• The input:

==================================================

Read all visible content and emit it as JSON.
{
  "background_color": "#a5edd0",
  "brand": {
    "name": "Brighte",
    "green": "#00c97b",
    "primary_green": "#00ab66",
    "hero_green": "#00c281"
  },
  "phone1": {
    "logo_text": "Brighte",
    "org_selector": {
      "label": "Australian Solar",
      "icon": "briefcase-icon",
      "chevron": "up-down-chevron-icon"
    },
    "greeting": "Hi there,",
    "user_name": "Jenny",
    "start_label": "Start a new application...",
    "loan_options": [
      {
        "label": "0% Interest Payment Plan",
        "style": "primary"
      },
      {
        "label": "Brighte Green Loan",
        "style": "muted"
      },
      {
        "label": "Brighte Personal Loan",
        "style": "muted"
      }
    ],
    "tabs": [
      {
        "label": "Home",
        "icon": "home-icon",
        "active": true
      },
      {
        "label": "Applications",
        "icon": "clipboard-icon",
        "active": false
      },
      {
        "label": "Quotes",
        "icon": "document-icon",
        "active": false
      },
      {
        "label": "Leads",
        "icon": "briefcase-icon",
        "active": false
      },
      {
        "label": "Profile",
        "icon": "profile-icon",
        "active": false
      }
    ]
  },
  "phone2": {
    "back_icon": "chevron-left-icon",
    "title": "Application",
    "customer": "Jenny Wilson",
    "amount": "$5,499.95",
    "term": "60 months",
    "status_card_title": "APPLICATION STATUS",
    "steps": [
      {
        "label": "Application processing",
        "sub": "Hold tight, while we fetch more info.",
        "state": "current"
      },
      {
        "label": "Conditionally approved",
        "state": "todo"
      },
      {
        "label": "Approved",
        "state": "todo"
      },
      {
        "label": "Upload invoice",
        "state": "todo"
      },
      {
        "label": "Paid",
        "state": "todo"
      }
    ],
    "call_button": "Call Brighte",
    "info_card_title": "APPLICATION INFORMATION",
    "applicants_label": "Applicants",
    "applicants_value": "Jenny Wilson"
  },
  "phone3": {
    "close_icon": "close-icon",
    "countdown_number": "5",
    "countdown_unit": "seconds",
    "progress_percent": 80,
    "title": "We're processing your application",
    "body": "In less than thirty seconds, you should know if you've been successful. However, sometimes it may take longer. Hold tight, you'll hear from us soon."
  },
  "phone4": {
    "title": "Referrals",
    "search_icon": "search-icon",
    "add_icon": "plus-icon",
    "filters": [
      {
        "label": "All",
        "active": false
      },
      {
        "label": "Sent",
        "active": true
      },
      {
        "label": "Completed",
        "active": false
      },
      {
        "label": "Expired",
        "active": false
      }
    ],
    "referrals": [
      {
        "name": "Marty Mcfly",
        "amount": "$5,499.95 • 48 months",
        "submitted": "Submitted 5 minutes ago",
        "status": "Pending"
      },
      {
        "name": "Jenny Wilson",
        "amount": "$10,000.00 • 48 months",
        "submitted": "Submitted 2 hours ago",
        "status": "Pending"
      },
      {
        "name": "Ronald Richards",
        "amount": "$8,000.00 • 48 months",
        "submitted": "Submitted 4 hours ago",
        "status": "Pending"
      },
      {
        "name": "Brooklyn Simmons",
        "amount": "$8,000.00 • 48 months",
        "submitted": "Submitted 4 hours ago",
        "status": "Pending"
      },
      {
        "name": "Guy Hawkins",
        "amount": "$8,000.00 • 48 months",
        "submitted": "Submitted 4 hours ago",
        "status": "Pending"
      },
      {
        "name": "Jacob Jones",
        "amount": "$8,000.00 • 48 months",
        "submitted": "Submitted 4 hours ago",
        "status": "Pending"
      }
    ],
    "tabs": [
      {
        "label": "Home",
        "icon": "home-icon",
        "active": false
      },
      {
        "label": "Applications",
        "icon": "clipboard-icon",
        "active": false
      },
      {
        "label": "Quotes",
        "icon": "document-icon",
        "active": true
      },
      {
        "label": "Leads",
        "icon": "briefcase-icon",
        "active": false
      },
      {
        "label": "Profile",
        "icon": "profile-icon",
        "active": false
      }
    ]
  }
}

==================================================

• Work to do: Extract the data in full. Keep it word for word.

• Solution to the exercise:
Read all visible content and emit it as JSON.
{
  "background_color": "#a5edd0",
  "brand": {
    "name": "Brighte",
    "green": "#00c97b",
    "primary_green": "#00ab66",
    "hero_green": "#00c281"
  },
  "phone1": {
    "logo_text": "Brighte",
    "org_selector": {
      "label": "Australian Solar",
      "icon": "briefcase-icon",
      "chevron": "up-down-chevron-icon"
    },
    "greeting": "Hi there,",
    "user_name": "Jenny",
    "start_label": "Start a new application...",
    "loan_options": [
      {
        "label": "0% Interest Payment Plan",
        "style": "primary"
      },
      {
        "label": "Brighte Green Loan",
        "style": "muted"
      },
      {
        "label": "Brighte Personal Loan",
        "style": "muted"
      }
    ],
    "tabs": [
      {
        "label": "Home",
        "icon": "home-icon",
        "active": true
      },
      {
        "label": "Applications",
        "icon": "clipboard-icon",
        "active": false
      },
      {
        "label": "Quotes",
        "icon": "document-icon",
        "active": false
      },
      {
        "label": "Leads",
        "icon": "briefcase-icon",
        "active": false
      },
      {
        "label": "Profile",
        "icon": "profile-icon",
        "active": false
      }
    ]
  },
  "phone2": {
    "back_icon": "chevron-left-icon",
    "title": "Application",
    "customer": "Jenny Wilson",
    "amount": "$5,499.95",
    "term": "60 months",
    "status_card_title": "APPLICATION STATUS",
    "steps": [
      {
        "label": "Application processing",
        "sub": "Hold tight, while we fetch more info.",
        "state": "current"
      },
      {
        "label": "Conditionally approved",
        "state": "todo"
      },
      {
        "label": "Approved",
        "state": "todo"
      },
      {
        "label": "Upload invoice",
        "state": "todo"
      },
      {
        "label": "Paid",
        "state": "todo"
      }
    ],
    "call_button": "Call Brighte",
    "info_card_title": "APPLICATION INFORMATION",
    "applicants_label": "Applicants",
    "applicants_value": "Jenny Wilson"
  },
  "phone3": {
    "close_icon": "close-icon",
    "countdown_number": "5",
    "countdown_unit": "seconds",
    "progress_percent": 80,
    "title": "We're processing your application",
    "body": "In less than thirty seconds, you should know if you've been successful. However, sometimes it may take longer. Hold tight, you'll hear from us soon."
  },
  "phone4": {
    "title": "Referrals",
    "search_icon": "search-icon",
    "add_icon": "plus-icon",
    "filters": [
      {
        "label": "All",
        "active": false
      },
      {
        "label": "Sent",
        "active": true
      },
      {
        "label": "Completed",
        "active": false
      },
      {
        "label": "Expired",
        "active": false
      }
    ],
    "referrals": [
      {
        "name": "Marty Mcfly",
        "amount": "$5,499.95 • 48 months",
        "submitted": "Submitted 5 minutes ago",
        "status": "Pending"
      },
      {
        "name": "Jenny Wilson",
        "amount": "$10,000.00 • 48 months",
        "submitted": "Submitted 2 hours ago",
        "status": "Pending"
      },
      {
        "name": "Ronald Richards",
        "amount": "$8,000.00 • 48 months",
        "submitted": "Submitted 4 hours ago",
        "status": "Pending"
      },
      {
        "name": "Brooklyn Simmons",
        "amount": "$8,000.00 • 48 months",
        "submitted": "Submitted 4 hours ago",
        "status": "Pending"
      },
      {
        "name": "Guy Hawkins",
        "amount": "$8,000.00 • 48 months",
        "submitted": "Submitted 4 hours ago",
        "status": "Pending"
      },
      {
        "name": "Jacob Jones",
        "amount": "$8,000.00 • 48 months",
        "submitted": "Submitted 4 hours ago",
        "status": "Pending"
      }
    ],
    "tabs": [
      {
        "label": "Home",
        "icon": "home-icon",
        "active": false
      },
      {
        "label": "Applications",
        "icon": "clipboard-icon",
        "active": false
      },
      {
        "label": "Quotes",
        "icon": "document-icon",
        "active": true
      },
      {
        "label": "Leads",
        "icon": "briefcase-icon",
        "active": false
      },
      {
        "label": "Profile",
        "icon": "profile-icon",
        "active": false
      }
    ]
  }
}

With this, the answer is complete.